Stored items
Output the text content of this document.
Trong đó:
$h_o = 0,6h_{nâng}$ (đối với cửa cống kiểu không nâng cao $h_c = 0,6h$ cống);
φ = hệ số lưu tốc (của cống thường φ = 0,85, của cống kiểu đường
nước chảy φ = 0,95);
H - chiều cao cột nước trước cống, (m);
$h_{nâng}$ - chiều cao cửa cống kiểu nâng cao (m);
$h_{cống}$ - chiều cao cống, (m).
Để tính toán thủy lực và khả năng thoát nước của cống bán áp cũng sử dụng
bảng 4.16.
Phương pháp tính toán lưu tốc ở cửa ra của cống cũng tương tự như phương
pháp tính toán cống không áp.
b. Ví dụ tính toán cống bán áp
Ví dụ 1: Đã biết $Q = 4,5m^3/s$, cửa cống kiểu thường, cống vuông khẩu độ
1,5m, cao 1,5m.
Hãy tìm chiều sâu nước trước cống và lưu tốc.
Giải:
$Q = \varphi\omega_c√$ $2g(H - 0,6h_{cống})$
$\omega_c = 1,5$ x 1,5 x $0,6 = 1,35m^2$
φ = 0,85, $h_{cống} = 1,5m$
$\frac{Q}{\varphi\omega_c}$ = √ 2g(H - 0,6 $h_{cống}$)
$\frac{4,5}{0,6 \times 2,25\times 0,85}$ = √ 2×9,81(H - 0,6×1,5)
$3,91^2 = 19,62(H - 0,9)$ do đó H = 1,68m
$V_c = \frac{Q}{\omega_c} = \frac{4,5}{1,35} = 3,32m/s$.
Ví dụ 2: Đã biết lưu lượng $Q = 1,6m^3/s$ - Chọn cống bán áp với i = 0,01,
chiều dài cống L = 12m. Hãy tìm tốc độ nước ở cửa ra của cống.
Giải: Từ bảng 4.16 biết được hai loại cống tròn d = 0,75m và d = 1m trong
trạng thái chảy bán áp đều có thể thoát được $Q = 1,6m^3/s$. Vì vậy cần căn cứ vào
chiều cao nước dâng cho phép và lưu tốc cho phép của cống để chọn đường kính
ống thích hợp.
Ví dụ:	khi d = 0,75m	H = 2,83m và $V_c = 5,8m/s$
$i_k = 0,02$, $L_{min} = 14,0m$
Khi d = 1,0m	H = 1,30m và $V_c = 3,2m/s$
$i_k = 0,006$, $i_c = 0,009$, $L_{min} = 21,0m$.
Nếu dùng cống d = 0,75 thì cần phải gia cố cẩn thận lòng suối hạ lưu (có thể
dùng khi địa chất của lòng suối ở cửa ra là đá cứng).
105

GOAL
Restate each entry exactly, skipping none.

WRITTEN REPLY
Output the text content of this document.
Trong đó:
$h_o = 0,6h_{nâng}$ (đối với cửa cống kiểu không nâng cao $h_c = 0,6h$ cống);
φ = hệ số lưu tốc (của cống thường φ = 0,85, của cống kiểu đường
nước chảy φ = 0,95);
H - chiều cao cột nước trước cống, (m);
$h_{nâng}$ - chiều cao cửa cống kiểu nâng cao (m);
$h_{cống}$ - chiều cao cống, (m).
Để tính toán thủy lực và khả năng thoát nước của cống bán áp cũng sử dụng
bảng 4.16.
Phương pháp tính toán lưu tốc ở cửa ra của cống cũng tương tự như phương
pháp tính toán cống không áp.
b. Ví dụ tính toán cống bán áp
Ví dụ 1: Đã biết $Q = 4,5m^3/s$, cửa cống kiểu thường, cống vuông khẩu độ
1,5m, cao 1,5m.
Hãy tìm chiều sâu nước trước cống và lưu tốc.
Giải:
$Q = \varphi\omega_c√$ $2g(H - 0,6h_{cống})$
$\omega_c = 1,5$ x 1,5 x $0,6 = 1,35m^2$
φ = 0,85, $h_{cống} = 1,5m$
$\frac{Q}{\varphi\omega_c}$ = √ 2g(H - 0,6 $h_{cống}$)
$\frac{4,5}{0,6 \times 2,25\times 0,85}$ = √ 2×9,81(H - 0,6×1,5)
$3,91^2 = 19,62(H - 0,9)$ do đó H = 1,68m
$V_c = \frac{Q}{\omega_c} = \frac{4,5}{1,35} = 3,32m/s$.
Ví dụ 2: Đã biết lưu lượng $Q = 1,6m^3/s$ - Chọn cống bán áp với i = 0,01,
chiều dài cống L = 12m. Hãy tìm tốc độ nước ở cửa ra của cống.
Giải: Từ bảng 4.16 biết được hai loại cống tròn d = 0,75m và d = 1m trong
trạng thái chảy bán áp đều có thể thoát được $Q = 1,6m^3/s$. Vì vậy cần căn cứ vào
chiều cao nước dâng cho phép và lưu tốc cho phép của cống để chọn đường kính
ống thích hợp.
Ví dụ:	khi d = 0,75m	H = 2,83m và $V_c = 5,8m/s$
$i_k = 0,02$, $L_{min} = 14,0m$
Khi d = 1,0m	H = 1,30m và $V_c = 3,2m/s$
$i_k = 0,006$, $i_c = 0,009$, $L_{min} = 21,0m$.
Nếu dùng cống d = 0,75 thì cần phải gia cố cẩn thận lòng suối hạ lưu (có thể
dùng khi địa chất của lòng suối ở cửa ra là đá cứng).
105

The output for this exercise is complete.